Written request> Lines holding the string "MODE" are the ones to copy; find them all in the data.

Supplied material>
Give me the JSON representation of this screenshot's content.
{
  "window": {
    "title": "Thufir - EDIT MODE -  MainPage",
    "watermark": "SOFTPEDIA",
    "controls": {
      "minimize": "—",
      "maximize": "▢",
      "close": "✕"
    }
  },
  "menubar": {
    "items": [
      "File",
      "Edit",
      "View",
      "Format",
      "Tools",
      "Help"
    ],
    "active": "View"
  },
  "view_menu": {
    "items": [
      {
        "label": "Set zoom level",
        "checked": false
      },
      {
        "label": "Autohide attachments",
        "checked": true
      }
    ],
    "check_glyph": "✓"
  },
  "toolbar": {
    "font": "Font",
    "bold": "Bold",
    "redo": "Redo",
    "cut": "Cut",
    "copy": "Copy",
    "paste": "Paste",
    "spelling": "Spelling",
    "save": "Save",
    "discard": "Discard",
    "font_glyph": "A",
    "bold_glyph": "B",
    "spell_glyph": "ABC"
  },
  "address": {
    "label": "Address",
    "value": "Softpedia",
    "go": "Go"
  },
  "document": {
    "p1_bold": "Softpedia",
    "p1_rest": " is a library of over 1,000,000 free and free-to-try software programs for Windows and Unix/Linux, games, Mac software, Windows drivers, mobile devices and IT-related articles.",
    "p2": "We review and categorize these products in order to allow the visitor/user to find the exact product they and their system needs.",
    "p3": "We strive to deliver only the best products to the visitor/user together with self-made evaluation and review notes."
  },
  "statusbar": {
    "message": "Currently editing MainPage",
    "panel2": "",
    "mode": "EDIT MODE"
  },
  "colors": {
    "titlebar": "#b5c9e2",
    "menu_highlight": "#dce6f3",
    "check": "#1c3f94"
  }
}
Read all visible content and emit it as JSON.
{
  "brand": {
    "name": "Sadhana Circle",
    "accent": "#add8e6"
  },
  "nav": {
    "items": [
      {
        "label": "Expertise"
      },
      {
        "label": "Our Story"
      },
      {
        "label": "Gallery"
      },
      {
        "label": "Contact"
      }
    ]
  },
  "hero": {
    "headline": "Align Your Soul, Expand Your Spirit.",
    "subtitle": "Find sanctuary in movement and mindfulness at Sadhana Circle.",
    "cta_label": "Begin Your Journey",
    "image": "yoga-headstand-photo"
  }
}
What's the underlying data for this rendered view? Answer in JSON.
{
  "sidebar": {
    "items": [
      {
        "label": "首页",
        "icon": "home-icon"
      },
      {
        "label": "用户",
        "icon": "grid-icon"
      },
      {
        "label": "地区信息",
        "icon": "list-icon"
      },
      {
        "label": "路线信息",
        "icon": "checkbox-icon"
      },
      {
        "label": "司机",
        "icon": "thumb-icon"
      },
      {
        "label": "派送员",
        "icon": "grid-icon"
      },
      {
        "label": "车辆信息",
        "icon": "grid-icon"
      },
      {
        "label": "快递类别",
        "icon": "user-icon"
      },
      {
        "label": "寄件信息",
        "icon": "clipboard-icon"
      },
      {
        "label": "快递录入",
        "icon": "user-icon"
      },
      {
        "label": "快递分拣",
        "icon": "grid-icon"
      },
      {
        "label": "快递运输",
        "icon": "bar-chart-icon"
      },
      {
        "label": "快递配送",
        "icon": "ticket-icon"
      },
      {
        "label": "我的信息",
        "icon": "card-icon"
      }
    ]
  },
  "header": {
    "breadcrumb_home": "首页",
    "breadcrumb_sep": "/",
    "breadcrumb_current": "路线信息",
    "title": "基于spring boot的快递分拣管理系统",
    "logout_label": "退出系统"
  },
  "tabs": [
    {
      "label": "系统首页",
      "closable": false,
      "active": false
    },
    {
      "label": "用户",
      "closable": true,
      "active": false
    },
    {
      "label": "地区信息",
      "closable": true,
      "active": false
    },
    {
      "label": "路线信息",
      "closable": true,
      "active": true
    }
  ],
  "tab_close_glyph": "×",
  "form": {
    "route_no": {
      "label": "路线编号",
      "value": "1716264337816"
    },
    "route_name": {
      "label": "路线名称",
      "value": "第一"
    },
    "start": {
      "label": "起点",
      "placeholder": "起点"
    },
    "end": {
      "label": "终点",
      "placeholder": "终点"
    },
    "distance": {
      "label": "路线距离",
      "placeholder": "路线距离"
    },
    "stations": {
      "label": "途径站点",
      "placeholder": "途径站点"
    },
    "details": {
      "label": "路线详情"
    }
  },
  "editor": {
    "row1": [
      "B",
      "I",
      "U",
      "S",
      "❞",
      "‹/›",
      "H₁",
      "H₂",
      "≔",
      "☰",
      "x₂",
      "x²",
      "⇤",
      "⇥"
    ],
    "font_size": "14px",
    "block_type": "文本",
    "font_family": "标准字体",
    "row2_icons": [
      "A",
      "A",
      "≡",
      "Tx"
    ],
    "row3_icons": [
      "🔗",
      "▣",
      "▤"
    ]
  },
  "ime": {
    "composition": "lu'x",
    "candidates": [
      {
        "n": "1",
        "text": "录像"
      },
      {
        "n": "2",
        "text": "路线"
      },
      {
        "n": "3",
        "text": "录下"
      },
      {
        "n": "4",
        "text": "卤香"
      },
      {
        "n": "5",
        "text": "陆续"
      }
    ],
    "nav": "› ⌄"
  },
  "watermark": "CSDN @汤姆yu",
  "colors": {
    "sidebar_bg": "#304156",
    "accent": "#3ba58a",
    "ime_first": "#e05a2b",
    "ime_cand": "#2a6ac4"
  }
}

Written answer>
    "title": "Thufir - EDIT MODE -  MainPage",
    "mode": "EDIT MODE"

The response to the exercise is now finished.